WRITTEN PROBLEM => Wherever a line below holds the word "orders", copy that line.

>> begin RECORDS FOR THIS TASK

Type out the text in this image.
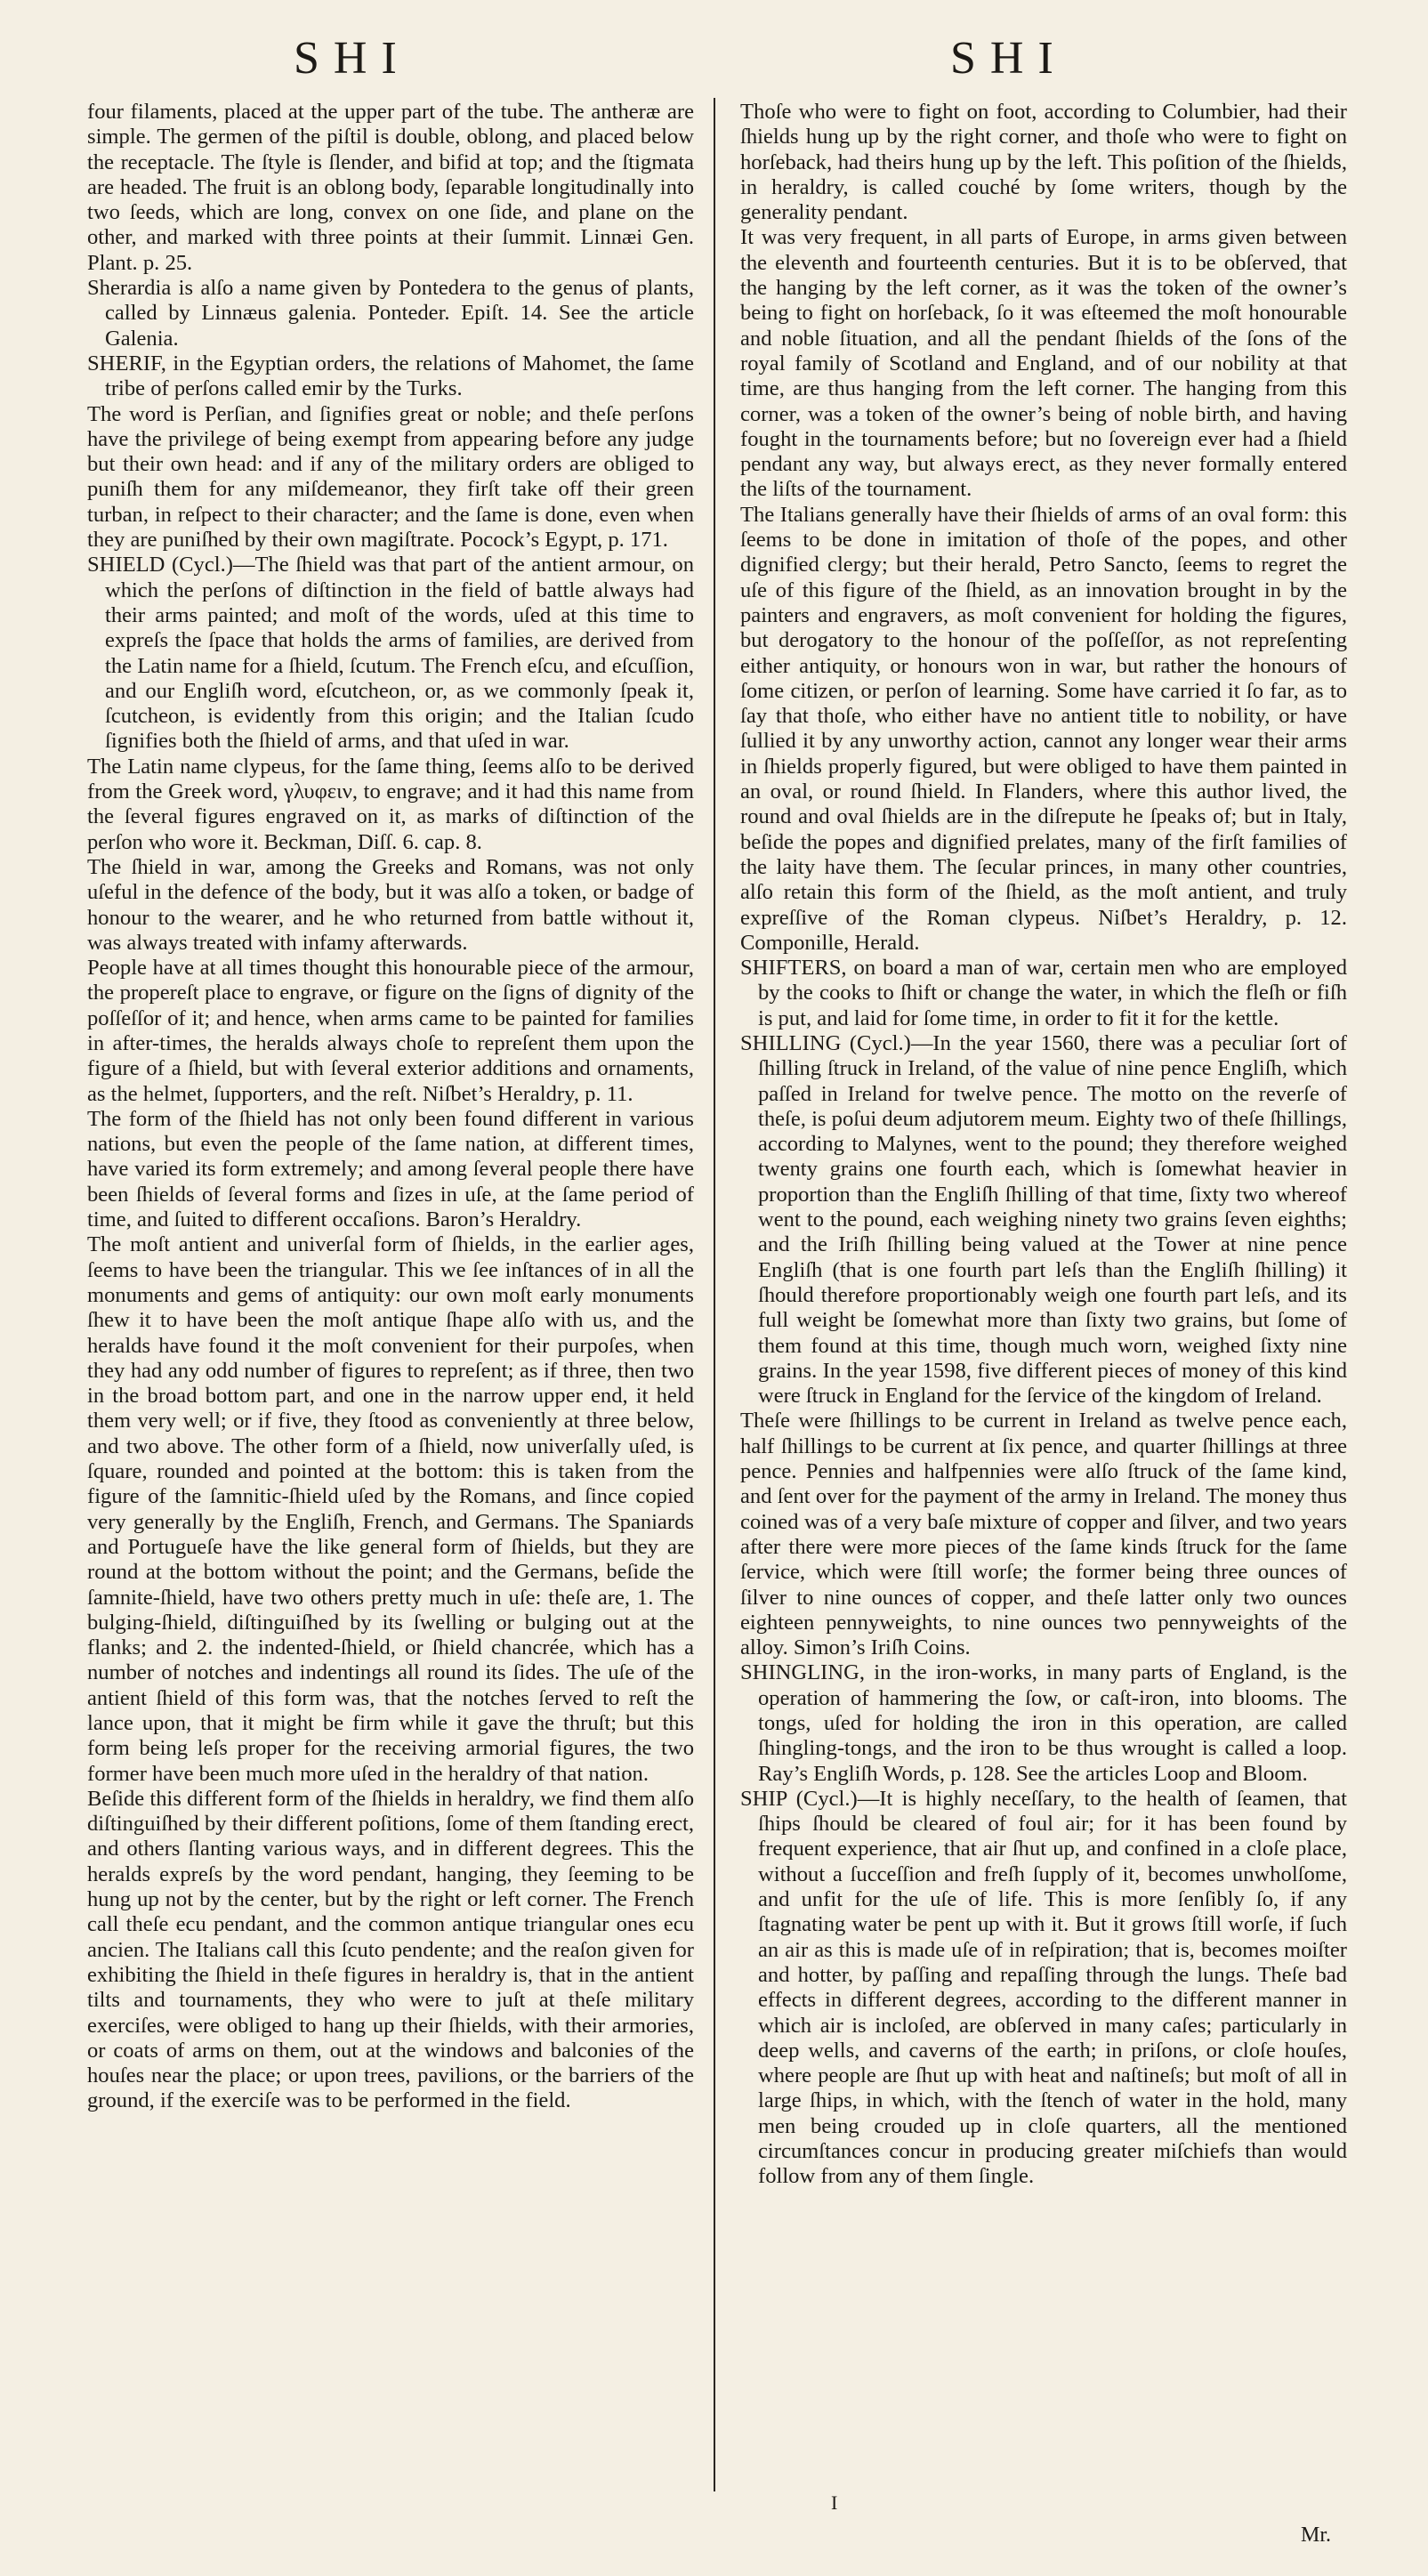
SHI	SHI

four filaments, placed at the upper part of the tube. The antheræ are simple. The germen of the piſtil is double, oblong, and placed below the receptacle. The ſtyle is ſlender, and bifid at top; and the ſtigmata are headed. The fruit is an oblong body, ſeparable longitudinally into two ſeeds, which are long, convex on one ſide, and plane on the other, and marked with three points at their ſummit. Linnæi Gen. Plant. p. 25.

Sherardia is alſo a name given by Pontedera to the genus of plants, called by Linnæus galenia. Ponteder. Epiſt. 14. See the article Galenia.

SHERIF, in the Egyptian orders, the relations of Mahomet, the ſame tribe of perſons called emir by the Turks.

The word is Perſian, and ſignifies great or noble; and theſe perſons have the privilege of being exempt from appearing before any judge but their own head: and if any of the military orders are obliged to puniſh them for any miſdemeanor, they firſt take off their green turban, in reſpect to their character; and the ſame is done, even when they are puniſhed by their own magiſtrate. Pocock’s Egypt, p. 171.

SHIELD (Cycl.)—The ſhield was that part of the antient armour, on which the perſons of diſtinction in the field of battle always had their arms painted; and moſt of the words, uſed at this time to expreſs the ſpace that holds the arms of families, are derived from the Latin name for a ſhield, ſcutum. The French eſcu, and eſcuſſion, and our Engliſh word, eſcutcheon, or, as we commonly ſpeak it, ſcutcheon, is evidently from this origin; and the Italian ſcudo ſignifies both the ſhield of arms, and that uſed in war.

The Latin name clypeus, for the ſame thing, ſeems alſo to be derived from the Greek word, γλυφειν, to engrave; and it had this name from the ſeveral figures engraved on it, as marks of diſtinction of the perſon who wore it. Beckman, Diſſ. 6. cap. 8.

The ſhield in war, among the Greeks and Romans, was not only uſeful in the defence of the body, but it was alſo a token, or badge of honour to the wearer, and he who returned from battle without it, was always treated with infamy afterwards.

People have at all times thought this honourable piece of the armour, the propereſt place to engrave, or figure on the ſigns of dignity of the poſſeſſor of it; and hence, when arms came to be painted for families in after-times, the heralds always choſe to repreſent them upon the figure of a ſhield, but with ſeveral exterior additions and ornaments, as the helmet, ſupporters, and the reſt. Niſbet’s Heraldry, p. 11.

The form of the ſhield has not only been found different in various nations, but even the people of the ſame nation, at different times, have varied its form extremely; and among ſeveral people there have been ſhields of ſeveral forms and ſizes in uſe, at the ſame period of time, and ſuited to different occaſions. Baron’s Heraldry.

The moſt antient and univerſal form of ſhields, in the earlier ages, ſeems to have been the triangular. This we ſee inſtances of in all the monuments and gems of antiquity: our own moſt early monuments ſhew it to have been the moſt antique ſhape alſo with us, and the heralds have found it the moſt convenient for their purpoſes, when they had any odd number of figures to repreſent; as if three, then two in the broad bottom part, and one in the narrow upper end, it held them very well; or if five, they ſtood as conveniently at three below, and two above. The other form of a ſhield, now univerſally uſed, is ſquare, rounded and pointed at the bottom: this is taken from the figure of the ſamnitic-ſhield uſed by the Romans, and ſince copied very generally by the Engliſh, French, and Germans. The Spaniards and Portugueſe have the like general form of ſhields, but they are round at the bottom without the point; and the Germans, beſide the ſamnite-ſhield, have two others pretty much in uſe: theſe are, 1. The bulging-ſhield, diſtinguiſhed by its ſwelling or bulging out at the flanks; and 2. the indented-ſhield, or ſhield chancrée, which has a number of notches and indentings all round its ſides. The uſe of the antient ſhield of this form was, that the notches ſerved to reſt the lance upon, that it might be firm while it gave the thruſt; but this form being leſs proper for the receiving armorial figures, the two former have been much more uſed in the heraldry of that nation.

Beſide this different form of the ſhields in heraldry, we find them alſo diſtinguiſhed by their different poſitions, ſome of them ſtanding erect, and others ſlanting various ways, and in different degrees. This the heralds expreſs by the word pendant, hanging, they ſeeming to be hung up not by the center, but by the right or left corner. The French call theſe ecu pendant, and the common antique triangular ones ecu ancien. The Italians call this ſcuto pendente; and the reaſon given for exhibiting the ſhield in theſe figures in heraldry is, that in the antient tilts and tournaments, they who were to juſt at theſe military exerciſes, were obliged to hang up their ſhields, with their armories, or coats of arms on them, out at the windows and balconies of the houſes near the place; or upon trees, pavilions, or the barriers of the ground, if the exerciſe was to be performed in the field.

Thoſe who were to fight on foot, according to Columbier, had their ſhields hung up by the right corner, and thoſe who were to fight on horſeback, had theirs hung up by the left. This poſition of the ſhields, in heraldry, is called couché by ſome writers, though by the generality pendant.

It was very frequent, in all parts of Europe, in arms given between the eleventh and fourteenth centuries. But it is to be obſerved, that the hanging by the left corner, as it was the token of the owner’s being to fight on horſeback, ſo it was eſteemed the moſt honourable and noble ſituation, and all the pendant ſhields of the ſons of the royal family of Scotland and England, and of our nobility at that time, are thus hanging from the left corner. The hanging from this corner, was a token of the owner’s being of noble birth, and having fought in the tournaments before; but no ſovereign ever had a ſhield pendant any way, but always erect, as they never formally entered the liſts of the tournament.

The Italians generally have their ſhields of arms of an oval form: this ſeems to be done in imitation of thoſe of the popes, and other dignified clergy; but their herald, Petro Sancto, ſeems to regret the uſe of this figure of the ſhield, as an innovation brought in by the painters and engravers, as moſt convenient for holding the figures, but derogatory to the honour of the poſſeſſor, as not repreſenting either antiquity, or honours won in war, but rather the honours of ſome citizen, or perſon of learning. Some have carried it ſo far, as to ſay that thoſe, who either have no antient title to nobility, or have ſullied it by any unworthy action, cannot any longer wear their arms in ſhields properly figured, but were obliged to have them painted in an oval, or round ſhield. In Flanders, where this author lived, the round and oval ſhields are in the diſrepute he ſpeaks of; but in Italy, beſide the popes and dignified prelates, many of the firſt families of the laity have them. The ſecular princes, in many other countries, alſo retain this form of the ſhield, as the moſt antient, and truly expreſſive of the Roman clypeus. Niſbet’s Heraldry, p. 12. Componille, Herald.

SHIFTERS, on board a man of war, certain men who are employed by the cooks to ſhift or change the water, in which the fleſh or fiſh is put, and laid for ſome time, in order to fit it for the kettle.

SHILLING (Cycl.)—In the year 1560, there was a peculiar ſort of ſhilling ſtruck in Ireland, of the value of nine pence Engliſh, which paſſed in Ireland for twelve pence. The motto on the reverſe of theſe, is poſui deum adjutorem meum. Eighty two of theſe ſhillings, according to Malynes, went to the pound; they therefore weighed twenty grains one fourth each, which is ſomewhat heavier in proportion than the Engliſh ſhilling of that time, ſixty two whereof went to the pound, each weighing ninety two grains ſeven eighths; and the Iriſh ſhilling being valued at the Tower at nine pence Engliſh (that is one fourth part leſs than the Engliſh ſhilling) it ſhould therefore proportionably weigh one fourth part leſs, and its full weight be ſomewhat more than ſixty two grains, but ſome of them found at this time, though much worn, weighed ſixty nine grains. In the year 1598, five different pieces of money of this kind were ſtruck in England for the ſervice of the kingdom of Ireland.

Theſe were ſhillings to be current in Ireland as twelve pence each, half ſhillings to be current at ſix pence, and quarter ſhillings at three pence. Pennies and halfpennies were alſo ſtruck of the ſame kind, and ſent over for the payment of the army in Ireland. The money thus coined was of a very baſe mixture of copper and ſilver, and two years after there were more pieces of the ſame kinds ſtruck for the ſame ſervice, which were ſtill worſe; the former being three ounces of ſilver to nine ounces of copper, and theſe latter only two ounces eighteen pennyweights, to nine ounces two pennyweights of the alloy. Simon’s Iriſh Coins.

SHINGLING, in the iron-works, in many parts of England, is the operation of hammering the ſow, or caſt-iron, into blooms. The tongs, uſed for holding the iron in this operation, are called ſhingling-tongs, and the iron to be thus wrought is called a loop. Ray’s Engliſh Words, p. 128. See the articles Loop and Bloom.

SHIP (Cycl.)—It is highly neceſſary, to the health of ſeamen, that ſhips ſhould be cleared of foul air; for it has been found by frequent experience, that air ſhut up, and confined in a cloſe place, without a ſucceſſion and freſh ſupply of it, becomes unwholſome, and unfit for the uſe of life. This is more ſenſibly ſo, if any ſtagnating water be pent up with it. But it grows ſtill worſe, if ſuch an air as this is made uſe of in reſpiration; that is, becomes moiſter and hotter, by paſſing and repaſſing through the lungs. Theſe bad effects in different degrees, according to the different manner in which air is incloſed, are obſerved in many caſes; particularly in deep wells, and caverns of the earth; in priſons, or cloſe houſes, where people are ſhut up with heat and naſtineſs; but moſt of all in large ſhips, in which, with the ſtench of water in the hold, many men being crouded up in cloſe quarters, all the mentioned circumſtances concur in producing greater miſchiefs than would follow from any of them ſingle.

I
Mr.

>> end RECORDS FOR THIS TASK

COMPLETED TASK =>
SHERIF, in the Egyptian orders, the relations of Mahomet, the ſame tribe of perſons called emir by the Turks.
The word is Perſian, and ſignifies great or noble; and theſe perſons have the privilege of being exempt from appearing before any judge but their own head: and if any of the military orders are obliged to puniſh them for any miſdemeanor, they firſt take off their green turban, in reſpect to their character; and the ſame is done, even when they are puniſhed by their own magiſtrate. Pocock’s Egypt, p. 171.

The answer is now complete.